* **Given problem**: Please copy the records below exactly as they appear, from the first line through the line containing "grid-ring [304, 276, 1068, 1040]", including both of those lines.

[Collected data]
((

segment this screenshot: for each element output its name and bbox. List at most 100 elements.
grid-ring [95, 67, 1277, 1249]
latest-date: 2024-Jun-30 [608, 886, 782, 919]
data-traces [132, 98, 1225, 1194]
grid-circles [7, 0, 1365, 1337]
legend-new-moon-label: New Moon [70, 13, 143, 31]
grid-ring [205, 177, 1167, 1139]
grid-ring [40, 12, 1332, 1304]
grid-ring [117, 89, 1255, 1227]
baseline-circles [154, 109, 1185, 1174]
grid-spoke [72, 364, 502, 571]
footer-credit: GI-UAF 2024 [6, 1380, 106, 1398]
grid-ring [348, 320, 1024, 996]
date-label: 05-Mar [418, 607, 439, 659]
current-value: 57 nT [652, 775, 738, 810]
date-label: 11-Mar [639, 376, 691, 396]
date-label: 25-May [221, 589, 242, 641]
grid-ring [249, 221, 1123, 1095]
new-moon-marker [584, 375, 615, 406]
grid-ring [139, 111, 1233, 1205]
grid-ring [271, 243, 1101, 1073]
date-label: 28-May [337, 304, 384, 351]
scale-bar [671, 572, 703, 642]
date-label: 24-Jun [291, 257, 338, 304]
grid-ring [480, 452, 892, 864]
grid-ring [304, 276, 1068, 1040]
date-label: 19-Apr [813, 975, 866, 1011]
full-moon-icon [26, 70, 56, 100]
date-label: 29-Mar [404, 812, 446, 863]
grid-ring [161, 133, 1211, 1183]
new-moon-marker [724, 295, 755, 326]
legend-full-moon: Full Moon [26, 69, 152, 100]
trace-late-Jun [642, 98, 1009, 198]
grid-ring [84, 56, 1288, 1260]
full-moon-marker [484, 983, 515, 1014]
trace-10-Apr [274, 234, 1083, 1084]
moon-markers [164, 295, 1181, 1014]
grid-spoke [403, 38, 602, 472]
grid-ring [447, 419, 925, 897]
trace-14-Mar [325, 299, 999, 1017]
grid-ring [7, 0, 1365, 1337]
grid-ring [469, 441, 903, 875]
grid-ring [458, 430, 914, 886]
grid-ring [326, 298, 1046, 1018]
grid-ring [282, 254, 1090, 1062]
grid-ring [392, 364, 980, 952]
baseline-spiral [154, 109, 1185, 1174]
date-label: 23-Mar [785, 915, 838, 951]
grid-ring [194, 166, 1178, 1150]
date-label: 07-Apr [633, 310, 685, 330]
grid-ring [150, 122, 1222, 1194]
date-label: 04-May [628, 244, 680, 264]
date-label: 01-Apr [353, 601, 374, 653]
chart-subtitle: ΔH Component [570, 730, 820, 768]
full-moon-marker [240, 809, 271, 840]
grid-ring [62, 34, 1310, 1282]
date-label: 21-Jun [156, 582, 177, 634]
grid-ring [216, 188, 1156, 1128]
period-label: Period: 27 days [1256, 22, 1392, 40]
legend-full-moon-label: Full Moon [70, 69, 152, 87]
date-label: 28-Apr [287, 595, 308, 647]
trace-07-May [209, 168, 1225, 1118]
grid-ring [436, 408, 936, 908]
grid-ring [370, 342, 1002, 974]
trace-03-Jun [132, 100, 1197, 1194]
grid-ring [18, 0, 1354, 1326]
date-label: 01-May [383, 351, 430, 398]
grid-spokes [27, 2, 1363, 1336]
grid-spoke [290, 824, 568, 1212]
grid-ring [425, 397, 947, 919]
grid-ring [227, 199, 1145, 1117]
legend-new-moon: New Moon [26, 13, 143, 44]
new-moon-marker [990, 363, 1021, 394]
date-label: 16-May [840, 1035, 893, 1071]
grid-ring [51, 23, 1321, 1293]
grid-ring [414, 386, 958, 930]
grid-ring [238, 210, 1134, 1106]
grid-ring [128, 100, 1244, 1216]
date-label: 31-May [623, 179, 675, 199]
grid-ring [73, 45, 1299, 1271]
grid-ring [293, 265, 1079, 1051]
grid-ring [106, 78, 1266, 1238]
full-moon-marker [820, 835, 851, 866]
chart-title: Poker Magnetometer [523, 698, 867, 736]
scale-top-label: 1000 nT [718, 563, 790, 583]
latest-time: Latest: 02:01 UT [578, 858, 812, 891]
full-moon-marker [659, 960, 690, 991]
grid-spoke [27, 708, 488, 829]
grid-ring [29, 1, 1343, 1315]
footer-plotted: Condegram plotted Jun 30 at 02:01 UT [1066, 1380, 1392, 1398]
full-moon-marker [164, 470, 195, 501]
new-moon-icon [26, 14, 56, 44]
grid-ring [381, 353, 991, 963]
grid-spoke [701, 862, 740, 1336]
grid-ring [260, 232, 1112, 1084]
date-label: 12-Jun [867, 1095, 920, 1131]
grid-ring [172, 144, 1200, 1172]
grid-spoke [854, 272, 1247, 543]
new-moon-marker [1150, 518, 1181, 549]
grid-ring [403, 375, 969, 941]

))

* **Exercise response**:
segment this screenshot: for each element output its name and bbox. List at most 100 elements.
grid-ring [95, 67, 1277, 1249]
latest-date: 2024-Jun-30 [608, 886, 782, 919]
data-traces [132, 98, 1225, 1194]
grid-circles [7, 0, 1365, 1337]
legend-new-moon-label: New Moon [70, 13, 143, 31]
grid-ring [205, 177, 1167, 1139]
grid-ring [40, 12, 1332, 1304]
grid-ring [117, 89, 1255, 1227]
baseline-circles [154, 109, 1185, 1174]
grid-spoke [72, 364, 502, 571]
footer-credit: GI-UAF 2024 [6, 1380, 106, 1398]
grid-ring [348, 320, 1024, 996]
date-label: 05-Mar [418, 607, 439, 659]
current-value: 57 nT [652, 775, 738, 810]
date-label: 11-Mar [639, 376, 691, 396]
date-label: 25-May [221, 589, 242, 641]
grid-ring [249, 221, 1123, 1095]
new-moon-marker [584, 375, 615, 406]
grid-ring [139, 111, 1233, 1205]
grid-ring [271, 243, 1101, 1073]
date-label: 28-May [337, 304, 384, 351]
scale-bar [671, 572, 703, 642]
date-label: 24-Jun [291, 257, 338, 304]
grid-ring [480, 452, 892, 864]
grid-ring [304, 276, 1068, 1040]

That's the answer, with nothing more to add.